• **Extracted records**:
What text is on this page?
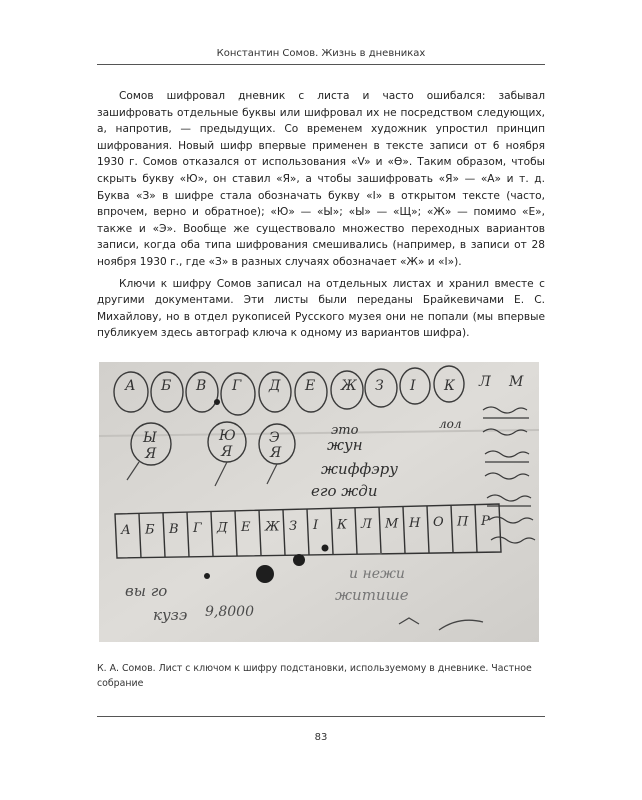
Константин Сомов. Жизнь в дневниках

Сомов шифровал дневник с листа и часто ошибался: забывал зашифровать отдельные буквы или шифровал их не посредством следующих, а, напротив, — предыдущих. Со временем художник упростил принцип шифрования. Новый шифр впервые применен в тексте записи от 6 ноября 1930 г. Сомов отказался от использования «V» и «Ѳ». Таким образом, чтобы скрыть букву «Ю», он ставил «Я», а чтобы зашифровать «Я» — «А» и т. д. Буква «З» в шифре стала обозначать букву «І» в открытом тексте (часто, впрочем, верно и обратное); «Ю» — «Ы»; «Ы» — «Щ»; «Ж» — помимо «Е», также и «Э». Вообще же существовало множество переходных вариантов записи, когда оба типа шифрования смешивались (например, в записи от 28 ноября 1930 г., где «З» в разных случаях обозначает «Ж» и «І»).

Ключи к шифру Сомов записал на отдельных листах и хранил вместе с другими документами. Эти листы были переданы Брайкевичами Е. С. Михайлову, но в отдел рукописей Русского музея они не попали (мы впервые публикуем здесь автограф ключа к одному из вариантов шифра).

А Б В Г Д Е Ж З І К Л М
Ы
Я
Ю
Я
Э
Я
это
жун
жиффэру
его жди
лол
А Б В Г Д Е Ж З І К Л М Н О П Р
вы го
кузэ 9,8000
и нежи
житише
К. А. Сомов. Лист с ключом к шифру подстановки, используемому в дневнике. Частное собрание
83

• **Exercise aim**:
Each record above should come back exactly the same, only without its pictures.

• **Solution to the exercise**:
What text is on this page?
Константин Сомов. Жизнь в дневниках

Сомов шифровал дневник с листа и часто ошибался: забывал зашифровать отдельные буквы или шифровал их не посредством следующих, а, напротив, — предыдущих. Со временем художник упростил принцип шифрования. Новый шифр впервые применен в тексте записи от 6 ноября 1930 г. Сомов отказался от использования «V» и «Ѳ». Таким образом, чтобы скрыть букву «Ю», он ставил «Я», а чтобы зашифровать «Я» — «А» и т. д. Буква «З» в шифре стала обозначать букву «І» в открытом тексте (часто, впрочем, верно и обратное); «Ю» — «Ы»; «Ы» — «Щ»; «Ж» — помимо «Е», также и «Э». Вообще же существовало множество переходных вариантов записи, когда оба типа шифрования смешивались (например, в записи от 28 ноября 1930 г., где «З» в разных случаях обозначает «Ж» и «І»).

Ключи к шифру Сомов записал на отдельных листах и хранил вместе с другими документами. Эти листы были переданы Брайкевичами Е. С. Михайлову, но в отдел рукописей Русского музея они не попали (мы впервые публикуем здесь автограф ключа к одному из вариантов шифра).

А Б В Г Д Е Ж З І К Л М
Ы
Я
Ю
Я
Э
Я
это
жун
жиффэру
его жди
лол
А Б В Г Д Е Ж З І К Л М Н О П Р
вы го
кузэ 9,8000
и нежи
житише
К. А. Сомов. Лист с ключом к шифру подстановки, используемому в дневнике. Частное собрание
83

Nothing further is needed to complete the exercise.